*** AVAILABLE DATA ***

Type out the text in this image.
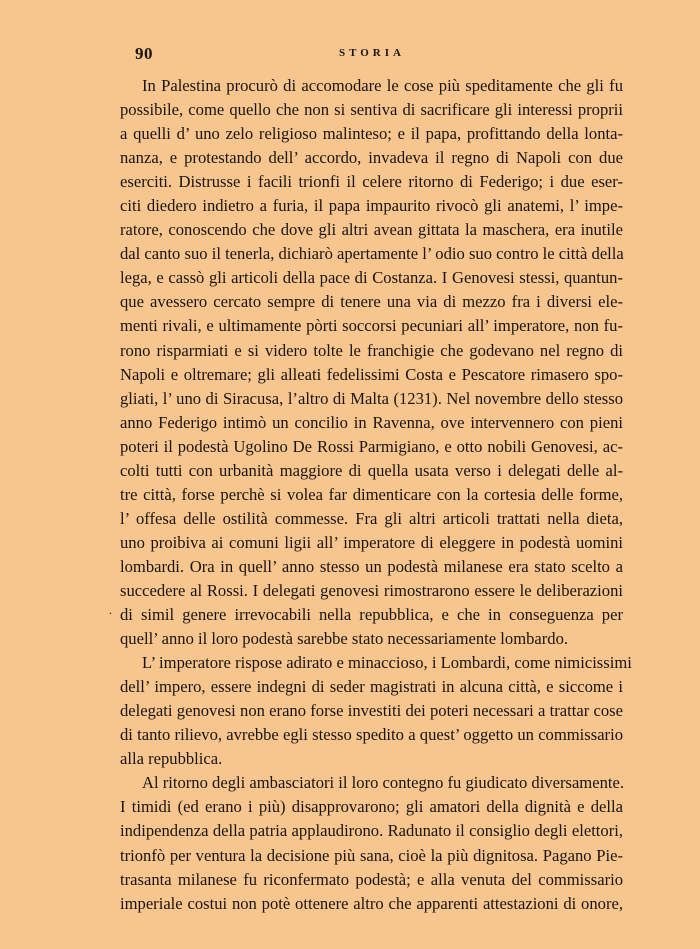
90	STORIA
In Palestina procurò di accomodare le cose più speditamente che gli fu
possibile, come quello che non si sentiva di sacrificare gli interessi proprii
a quelli d’ uno zelo religioso malinteso; e il papa, profittando della lonta-
nanza, e protestando dell’ accordo, invadeva il regno di Napoli con due
eserciti. Distrusse i facili trionfi il celere ritorno di Federigo; i due eser-
citi diedero indietro a furia, il papa impaurito rivocò gli anatemi, l’ impe-
ratore, conoscendo che dove gli altri avean gittata la maschera, era inutile
dal canto suo il tenerla, dichiarò apertamente l’ odio suo contro le città della
lega, e cassò gli articoli della pace di Costanza. I Genovesi stessi, quantun-
que avessero cercato sempre di tenere una via di mezzo fra i diversi ele-
menti rivali, e ultimamente pòrti soccorsi pecuniari all’ imperatore, non fu-
rono risparmiati e si videro tolte le franchigie che godevano nel regno di
Napoli e oltremare; gli alleati fedelissimi Costa e Pescatore rimasero spo-
gliati, l’ uno di Siracusa, l’altro di Malta (1231). Nel novembre dello stesso
anno Federigo intimò un concilio in Ravenna, ove intervennero con pieni
poteri il podestà Ugolino De Rossi Parmigiano, e otto nobili Genovesi, ac-
colti tutti con urbanità maggiore di quella usata verso i delegati delle al-
tre città, forse perchè si volea far dimenticare con la cortesia delle forme,
l’ offesa delle ostilità commesse. Fra gli altri articoli trattati nella dieta,
uno proibiva ai comuni ligii all’ imperatore di eleggere in podestà uomini
lombardi. Ora in quell’ anno stesso un podestà milanese era stato scelto a
succedere al Rossi. I delegati genovesi rimostrarono essere le deliberazioni
di simil genere irrevocabili nella repubblica, e che in conseguenza per
quell’ anno il loro podestà sarebbe stato necessariamente lombardo.
L’ imperatore rispose adirato e minaccioso, i Lombardi, come nimicissimi
dell’ impero, essere indegni di seder magistrati in alcuna città, e siccome i
delegati genovesi non erano forse investiti dei poteri necessari a trattar cose
di tanto rilievo, avrebbe egli stesso spedito a quest’ oggetto un commissario
alla repubblica.
Al ritorno degli ambasciatori il loro contegno fu giudicato diversamente.
I timidi (ed erano i più) disapprovarono; gli amatori della dignità e della
indipendenza della patria applaudirono. Radunato il consiglio degli elettori,
trionfò per ventura la decisione più sana, cioè la più dignitosa. Pagano Pie-
trasanta milanese fu riconfermato podestà; e alla venuta del commissario
imperiale costui non potè ottenere altro che apparenti attestazioni di onore,
.
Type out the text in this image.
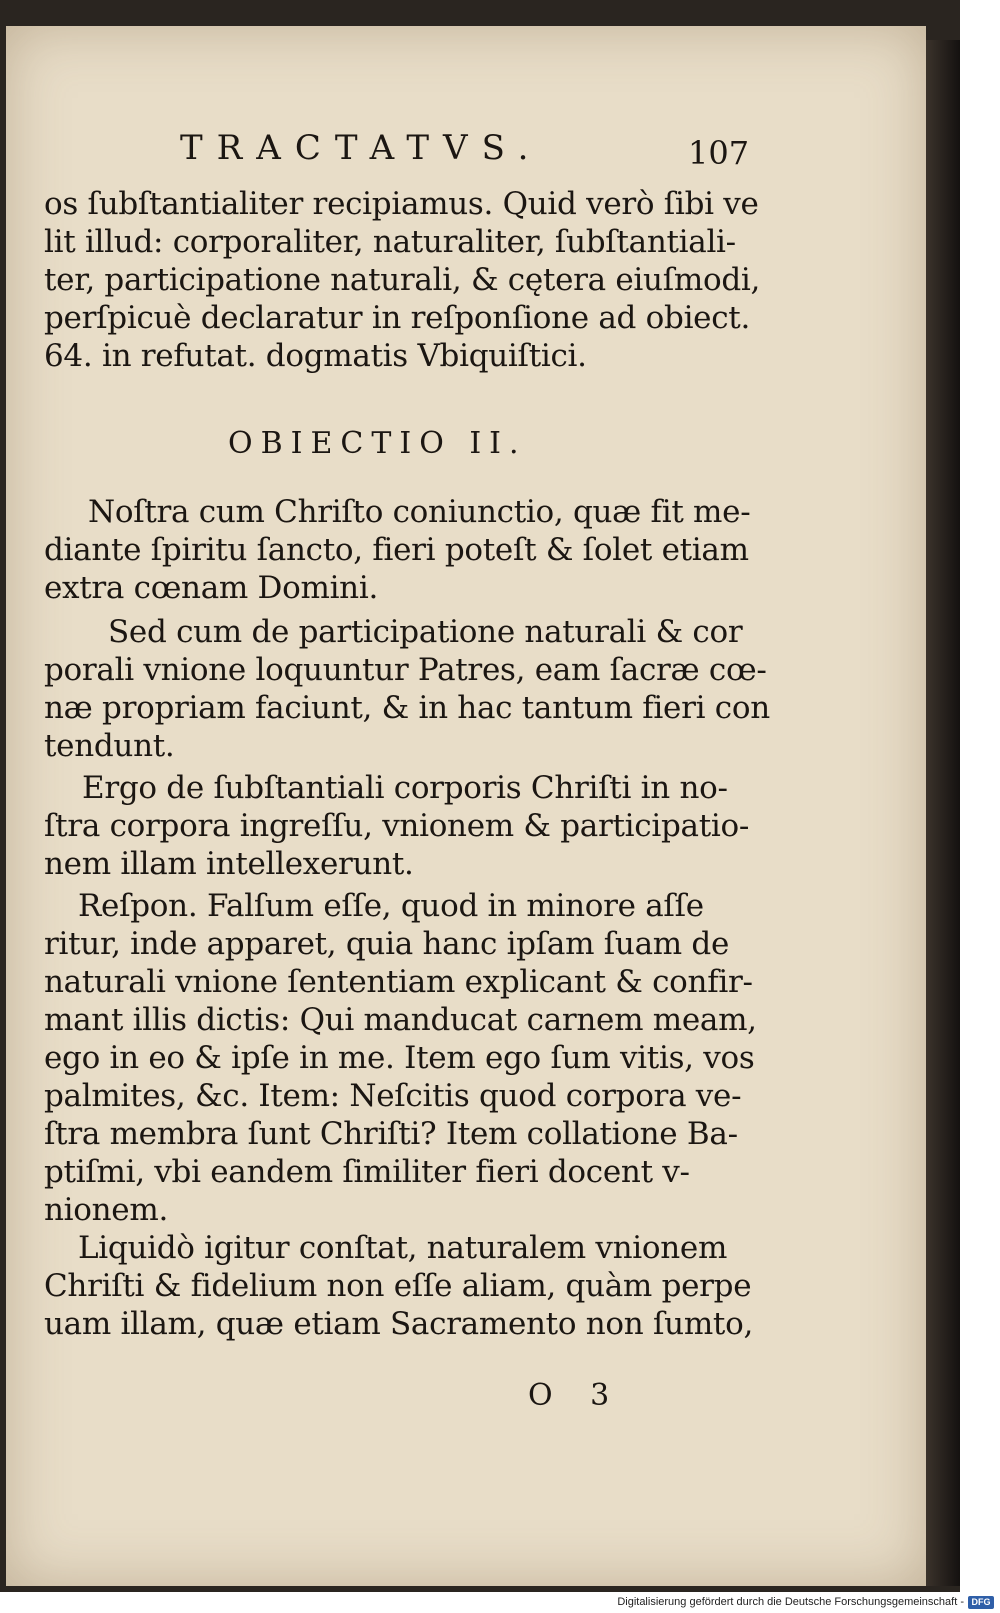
TRACTATVS.	107
os ſubſtantialiter recipiamus. Quid verò ſibi ve
lit illud: corporaliter, naturaliter, ſubſtantiali-
ter, participatione naturali, & cętera eiuſmodi,
perſpicuè declaratur in reſponſione ad obiect.
64. in refutat. dogmatis Vbiquiſtici.
OBIECTIO II.
Noſtra cum Chriſto coniunctio, quæ fit me-
diante ſpiritu ſancto, fieri poteſt & ſolet etiam
extra cœnam Domini.
Sed cum de participatione naturali & cor
porali vnione loquuntur Patres, eam ſacræ cœ-
næ propriam faciunt, & in hac tantum fieri con
tendunt.
Ergo de ſubſtantiali corporis Chriſti in no-
ſtra corpora ingreſſu, vnionem & participatio-
nem illam intellexerunt.
Reſpon. Falſum eſſe, quod in minore aſſe
ritur, inde apparet, quia hanc ipſam ſuam de
naturali vnione ſententiam explicant & confir-
mant illis dictis: Qui manducat carnem meam,
ego in eo & ipſe in me. Item ego ſum vitis, vos
palmites, &c. Item: Neſcitis quod corpora ve-
ſtra membra ſunt Chriſti? Item collatione Ba-
ptiſmi, vbi eandem ſimiliter fieri docent v-
nionem.
Liquidò igitur conſtat, naturalem vnionem
Chriſti & fidelium non eſſe aliam, quàm perpe
uam illam, quæ etiam Sacramento non ſumto,
O 3
Digitalisierung gefördert durch die Deutsche Forschungsgemeinschaft - DFG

***

*EXERCISE*:
List every line above that contains the word "eſſe".

*THE REPLY*:
Reſpon. Falſum eſſe, quod in minore aſſe
Chriſti & fidelium non eſſe aliam, quàm perpe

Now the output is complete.